Requirement » Reproduce every line of the material below, but drop the pictures.

•••

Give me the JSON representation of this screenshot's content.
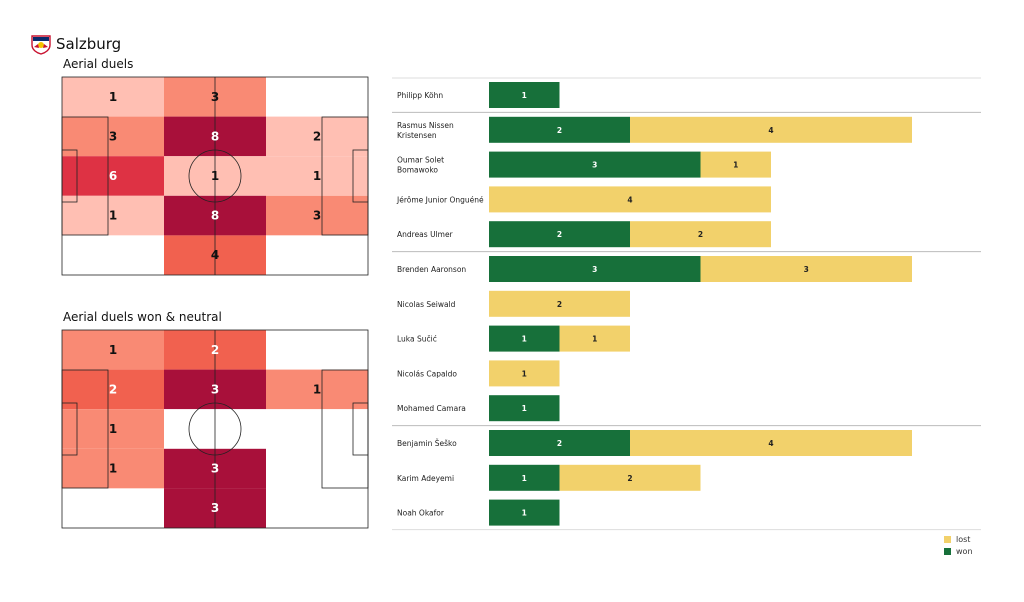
{
  "team": {
    "name": "Salzburg",
    "logo_icon": "red-bull-salzburg-crest-icon"
  },
  "colors": {
    "won": "#17703a",
    "lost": "#f2d16b",
    "heat_scale": [
      "#ffffff",
      "#ffbfb3",
      "#f98a74",
      "#f1614f",
      "#de3244",
      "#a8103a"
    ]
  },
  "chart_data": [
    {
      "type": "heatmap",
      "title": "Aerial duels",
      "rows": 5,
      "cols": 3,
      "cells": [
        [
          1,
          3,
          null
        ],
        [
          3,
          8,
          2
        ],
        [
          6,
          1,
          1
        ],
        [
          1,
          8,
          3
        ],
        [
          null,
          4,
          null
        ]
      ],
      "max": 8
    },
    {
      "type": "heatmap",
      "title": "Aerial duels won & neutral",
      "rows": 5,
      "cols": 3,
      "cells": [
        [
          1,
          2,
          null
        ],
        [
          2,
          3,
          1
        ],
        [
          1,
          null,
          null
        ],
        [
          1,
          3,
          null
        ],
        [
          null,
          3,
          null
        ]
      ],
      "max": 3
    },
    {
      "type": "bar",
      "orientation": "horizontal",
      "stacked": true,
      "categories": [
        "Philipp Köhn",
        "Rasmus Nissen Kristensen",
        "Oumar Solet Bomawoko",
        "Jérôme Junior Onguéné",
        "Andreas Ulmer",
        "Brenden  Aaronson",
        "Nicolas Seiwald",
        "Luka Sučić",
        "Nicolás Capaldo",
        "Mohamed Camara",
        "Benjamin Šeško",
        "Karim Adeyemi",
        "Noah Okafor"
      ],
      "label_lines": [
        [
          "Philipp Köhn"
        ],
        [
          "Rasmus Nissen",
          "Kristensen"
        ],
        [
          "Oumar Solet",
          "Bomawoko"
        ],
        [
          "Jérôme Junior Onguéné"
        ],
        [
          "Andreas Ulmer"
        ],
        [
          "Brenden  Aaronson"
        ],
        [
          "Nicolas Seiwald"
        ],
        [
          "Luka Sučić"
        ],
        [
          "Nicolás Capaldo"
        ],
        [
          "Mohamed Camara"
        ],
        [
          "Benjamin Šeško"
        ],
        [
          "Karim Adeyemi"
        ],
        [
          "Noah Okafor"
        ]
      ],
      "series": [
        {
          "name": "won",
          "values": [
            1,
            2,
            3,
            0,
            2,
            3,
            0,
            1,
            0,
            1,
            2,
            1,
            1
          ]
        },
        {
          "name": "lost",
          "values": [
            0,
            4,
            1,
            4,
            2,
            3,
            2,
            1,
            1,
            0,
            4,
            2,
            0
          ]
        }
      ],
      "group_separators_after": [
        0,
        4,
        9
      ],
      "xlim": [
        0,
        6
      ],
      "legend": {
        "placement": "bottom-right",
        "entries": [
          "lost",
          "won"
        ]
      }
    }
  ]
}
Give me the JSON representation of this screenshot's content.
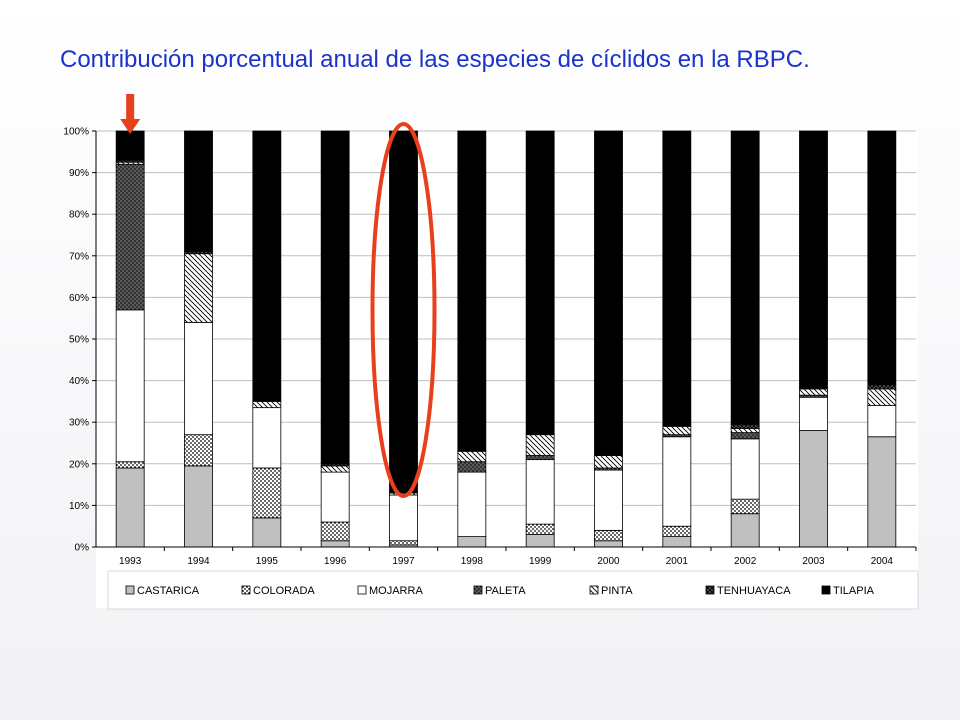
{
  "title": "Contribución porcentual anual de las especies de cíclidos en la RBPC.",
  "colors": {
    "title": "#1a33cc",
    "annotation": "#e8401c",
    "background_panel": "#ffffff"
  },
  "annotations": {
    "arrow": {
      "category": "1993"
    },
    "ellipse": {
      "category": "1997"
    }
  },
  "chart_data": {
    "type": "bar",
    "stacked": true,
    "categories": [
      "1993",
      "1994",
      "1995",
      "1996",
      "1997",
      "1998",
      "1999",
      "2000",
      "2001",
      "2002",
      "2003",
      "2004"
    ],
    "y_ticks": [
      "0%",
      "10%",
      "20%",
      "30%",
      "40%",
      "50%",
      "60%",
      "70%",
      "80%",
      "90%",
      "100%"
    ],
    "ylim": [
      0,
      100
    ],
    "grid": true,
    "legend_position": "bottom",
    "series": [
      {
        "name": "CASTARICA",
        "pattern": "solid-gray",
        "values": [
          19,
          19.5,
          7,
          1.5,
          0.5,
          2.5,
          3,
          1.5,
          2.5,
          8,
          28,
          26.5
        ]
      },
      {
        "name": "COLORADA",
        "pattern": "dots",
        "values": [
          1.5,
          7.5,
          12,
          4.5,
          1,
          0,
          2.5,
          2.5,
          2.5,
          3.5,
          0,
          0
        ]
      },
      {
        "name": "MOJARRA",
        "pattern": "white",
        "values": [
          36.5,
          27,
          14.5,
          12,
          11,
          15.5,
          15.5,
          14.5,
          21.5,
          14.5,
          8,
          7.5
        ]
      },
      {
        "name": "PALETA",
        "pattern": "dark-dots",
        "values": [
          35,
          0,
          0,
          0,
          0,
          2.5,
          1,
          0.5,
          0.5,
          1.5,
          0.5,
          0
        ]
      },
      {
        "name": "PINTA",
        "pattern": "diagonal",
        "values": [
          0.5,
          16.5,
          1.5,
          1.5,
          0.5,
          2.5,
          5,
          3,
          2,
          1,
          1.5,
          4
        ]
      },
      {
        "name": "TENHUAYACA",
        "pattern": "crosshatch",
        "values": [
          0.5,
          0.5,
          0,
          0.5,
          0,
          0,
          0,
          0,
          0,
          1,
          0,
          1
        ]
      },
      {
        "name": "TILAPIA",
        "pattern": "black",
        "values": [
          7,
          29,
          65,
          80,
          87,
          77,
          73,
          78,
          71,
          70.5,
          62,
          61
        ]
      }
    ]
  }
}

•••

Exercise response »
Give me the JSON representation of this screenshot's content.
{
  "team": {
    "name": "Salzburg",
    "logo_icon": "red-bull-salzburg-crest-icon"
  },
  "colors": {
    "won": "#17703a",
    "lost": "#f2d16b",
    "heat_scale": [
      "#ffffff",
      "#ffbfb3",
      "#f98a74",
      "#f1614f",
      "#de3244",
      "#a8103a"
    ]
  },
  "chart_data": [
    {
      "type": "heatmap",
      "title": "Aerial duels",
      "rows": 5,
      "cols": 3,
      "cells": [
        [
          1,
          3,
          null
        ],
        [
          3,
          8,
          2
        ],
        [
          6,
          1,
          1
        ],
        [
          1,
          8,
          3
        ],
        [
          null,
          4,
          null
        ]
      ],
      "max": 8
    },
    {
      "type": "heatmap",
      "title": "Aerial duels won & neutral",
      "rows": 5,
      "cols": 3,
      "cells": [
        [
          1,
          2,
          null
        ],
        [
          2,
          3,
          1
        ],
        [
          1,
          null,
          null
        ],
        [
          1,
          3,
          null
        ],
        [
          null,
          3,
          null
        ]
      ],
      "max": 3
    },
    {
      "type": "bar",
      "orientation": "horizontal",
      "stacked": true,
      "categories": [
        "Philipp Köhn",
        "Rasmus Nissen Kristensen",
        "Oumar Solet Bomawoko",
        "Jérôme Junior Onguéné",
        "Andreas Ulmer",
        "Brenden  Aaronson",
        "Nicolas Seiwald",
        "Luka Sučić",
        "Nicolás Capaldo",
        "Mohamed Camara",
        "Benjamin Šeško",
        "Karim Adeyemi",
        "Noah Okafor"
      ],
      "label_lines": [
        [
          "Philipp Köhn"
        ],
        [
          "Rasmus Nissen",
          "Kristensen"
        ],
        [
          "Oumar Solet",
          "Bomawoko"
        ],
        [
          "Jérôme Junior Onguéné"
        ],
        [
          "Andreas Ulmer"
        ],
        [
          "Brenden  Aaronson"
        ],
        [
          "Nicolas Seiwald"
        ],
        [
          "Luka Sučić"
        ],
        [
          "Nicolás Capaldo"
        ],
        [
          "Mohamed Camara"
        ],
        [
          "Benjamin Šeško"
        ],
        [
          "Karim Adeyemi"
        ],
        [
          "Noah Okafor"
        ]
      ],
      "series": [
        {
          "name": "won",
          "values": [
            1,
            2,
            3,
            0,
            2,
            3,
            0,
            1,
            0,
            1,
            2,
            1,
            1
          ]
        },
        {
          "name": "lost",
          "values": [
            0,
            4,
            1,
            4,
            2,
            3,
            2,
            1,
            1,
            0,
            4,
            2,
            0
          ]
        }
      ],
      "group_separators_after": [
        0,
        4,
        9
      ],
      "xlim": [
        0,
        6
      ],
      "legend": {
        "placement": "bottom-right",
        "entries": [
          "lost",
          "won"
        ]
      }
    }
  ]
}
Give me the JSON representation of this screenshot's content.
{
  "title": "Contribución porcentual anual de las especies de cíclidos en la RBPC.",
  "colors": {
    "title": "#1a33cc",
    "annotation": "#e8401c",
    "background_panel": "#ffffff"
  },
  "annotations": {
    "arrow": {
      "category": "1993"
    },
    "ellipse": {
      "category": "1997"
    }
  },
  "chart_data": {
    "type": "bar",
    "stacked": true,
    "categories": [
      "1993",
      "1994",
      "1995",
      "1996",
      "1997",
      "1998",
      "1999",
      "2000",
      "2001",
      "2002",
      "2003",
      "2004"
    ],
    "y_ticks": [
      "0%",
      "10%",
      "20%",
      "30%",
      "40%",
      "50%",
      "60%",
      "70%",
      "80%",
      "90%",
      "100%"
    ],
    "ylim": [
      0,
      100
    ],
    "grid": true,
    "legend_position": "bottom",
    "series": [
      {
        "name": "CASTARICA",
        "pattern": "solid-gray",
        "values": [
          19,
          19.5,
          7,
          1.5,
          0.5,
          2.5,
          3,
          1.5,
          2.5,
          8,
          28,
          26.5
        ]
      },
      {
        "name": "COLORADA",
        "pattern": "dots",
        "values": [
          1.5,
          7.5,
          12,
          4.5,
          1,
          0,
          2.5,
          2.5,
          2.5,
          3.5,
          0,
          0
        ]
      },
      {
        "name": "MOJARRA",
        "pattern": "white",
        "values": [
          36.5,
          27,
          14.5,
          12,
          11,
          15.5,
          15.5,
          14.5,
          21.5,
          14.5,
          8,
          7.5
        ]
      },
      {
        "name": "PALETA",
        "pattern": "dark-dots",
        "values": [
          35,
          0,
          0,
          0,
          0,
          2.5,
          1,
          0.5,
          0.5,
          1.5,
          0.5,
          0
        ]
      },
      {
        "name": "PINTA",
        "pattern": "diagonal",
        "values": [
          0.5,
          16.5,
          1.5,
          1.5,
          0.5,
          2.5,
          5,
          3,
          2,
          1,
          1.5,
          4
        ]
      },
      {
        "name": "TENHUAYACA",
        "pattern": "crosshatch",
        "values": [
          0.5,
          0.5,
          0,
          0.5,
          0,
          0,
          0,
          0,
          0,
          1,
          0,
          1
        ]
      },
      {
        "name": "TILAPIA",
        "pattern": "black",
        "values": [
          7,
          29,
          65,
          80,
          87,
          77,
          73,
          78,
          71,
          70.5,
          62,
          61
        ]
      }
    ]
  }
}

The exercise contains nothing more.